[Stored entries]

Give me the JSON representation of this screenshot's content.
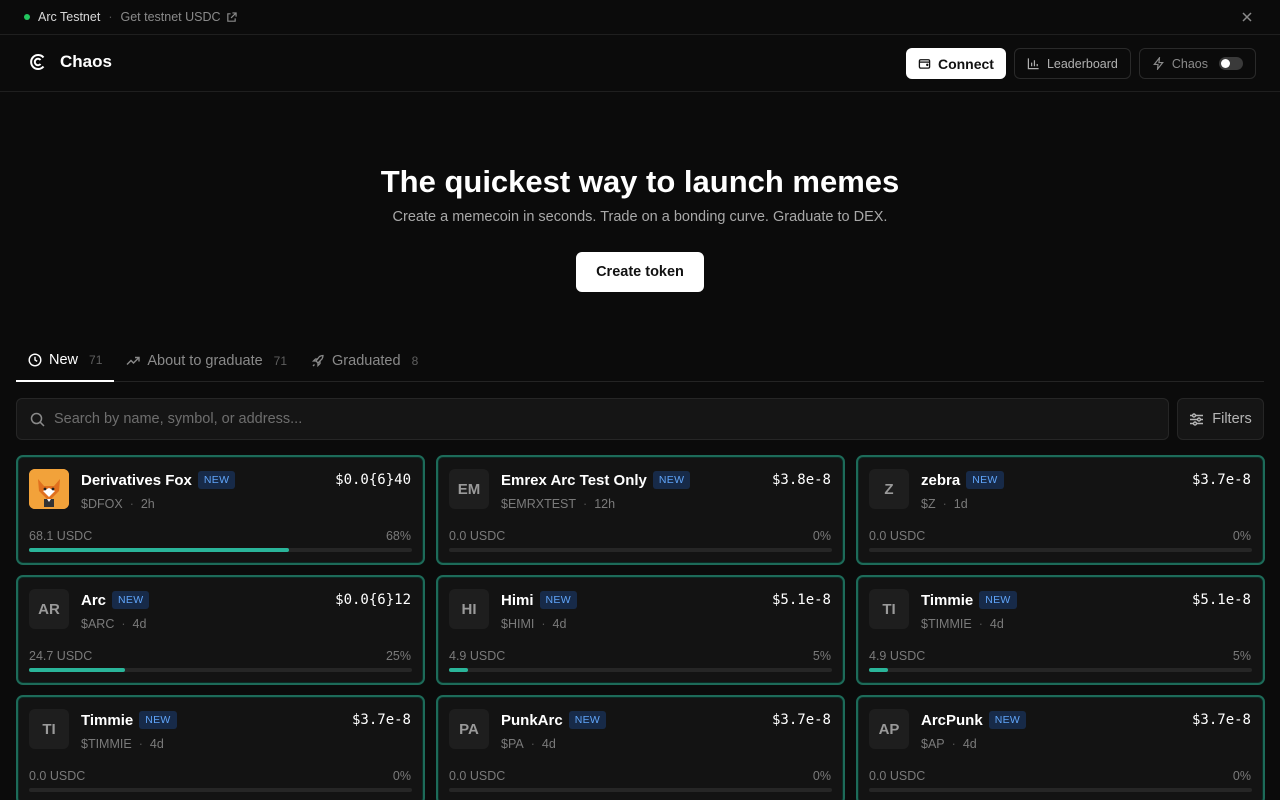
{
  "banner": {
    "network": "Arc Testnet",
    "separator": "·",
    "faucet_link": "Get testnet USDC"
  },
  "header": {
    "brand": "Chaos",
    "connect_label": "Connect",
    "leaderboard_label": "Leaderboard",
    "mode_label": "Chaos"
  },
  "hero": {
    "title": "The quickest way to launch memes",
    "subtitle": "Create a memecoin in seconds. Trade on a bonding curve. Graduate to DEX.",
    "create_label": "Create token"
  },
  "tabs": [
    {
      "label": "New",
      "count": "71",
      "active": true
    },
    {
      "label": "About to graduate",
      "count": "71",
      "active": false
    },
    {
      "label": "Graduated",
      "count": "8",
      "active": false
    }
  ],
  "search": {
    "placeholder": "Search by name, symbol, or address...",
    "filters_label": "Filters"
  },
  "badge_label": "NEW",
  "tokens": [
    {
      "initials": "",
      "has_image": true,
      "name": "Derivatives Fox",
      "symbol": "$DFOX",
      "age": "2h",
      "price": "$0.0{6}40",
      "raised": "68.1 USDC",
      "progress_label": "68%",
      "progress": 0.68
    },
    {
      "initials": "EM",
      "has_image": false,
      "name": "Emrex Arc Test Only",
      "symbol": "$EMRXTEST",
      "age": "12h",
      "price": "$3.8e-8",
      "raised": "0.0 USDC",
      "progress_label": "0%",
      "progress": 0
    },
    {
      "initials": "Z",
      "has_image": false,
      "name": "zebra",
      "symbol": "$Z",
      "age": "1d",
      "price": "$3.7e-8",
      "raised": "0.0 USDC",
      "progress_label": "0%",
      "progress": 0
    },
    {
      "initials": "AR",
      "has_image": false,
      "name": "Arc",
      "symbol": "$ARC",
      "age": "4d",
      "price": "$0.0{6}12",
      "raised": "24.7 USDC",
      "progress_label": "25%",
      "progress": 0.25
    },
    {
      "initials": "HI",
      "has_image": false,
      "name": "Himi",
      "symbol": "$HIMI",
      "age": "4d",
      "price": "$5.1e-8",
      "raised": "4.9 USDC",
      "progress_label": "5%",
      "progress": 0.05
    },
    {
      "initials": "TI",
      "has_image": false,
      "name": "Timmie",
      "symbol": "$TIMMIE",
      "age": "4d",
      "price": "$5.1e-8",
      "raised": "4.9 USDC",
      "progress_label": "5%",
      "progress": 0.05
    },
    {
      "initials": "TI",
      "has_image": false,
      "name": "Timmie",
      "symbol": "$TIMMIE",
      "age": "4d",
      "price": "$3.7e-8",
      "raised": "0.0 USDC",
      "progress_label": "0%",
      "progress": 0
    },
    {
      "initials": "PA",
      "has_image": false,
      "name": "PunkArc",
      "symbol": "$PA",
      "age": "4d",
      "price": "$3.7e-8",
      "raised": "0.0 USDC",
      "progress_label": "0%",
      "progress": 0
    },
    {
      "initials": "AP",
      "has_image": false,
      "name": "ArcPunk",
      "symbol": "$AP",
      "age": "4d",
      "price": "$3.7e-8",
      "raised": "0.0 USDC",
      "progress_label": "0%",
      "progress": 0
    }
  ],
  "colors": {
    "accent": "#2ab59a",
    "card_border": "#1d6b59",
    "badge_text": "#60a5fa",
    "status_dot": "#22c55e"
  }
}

Task prompt: From the entries above, extract every line where the word "symbol" appears.

Task answer:
    "placeholder": "Search by name, symbol, or address...",
      "symbol": "$DFOX",
      "symbol": "$EMRXTEST",
      "symbol": "$Z",
      "symbol": "$ARC",
      "symbol": "$HIMI",
      "symbol": "$TIMMIE",
      "symbol": "$TIMMIE",
      "symbol": "$PA",
      "symbol": "$AP",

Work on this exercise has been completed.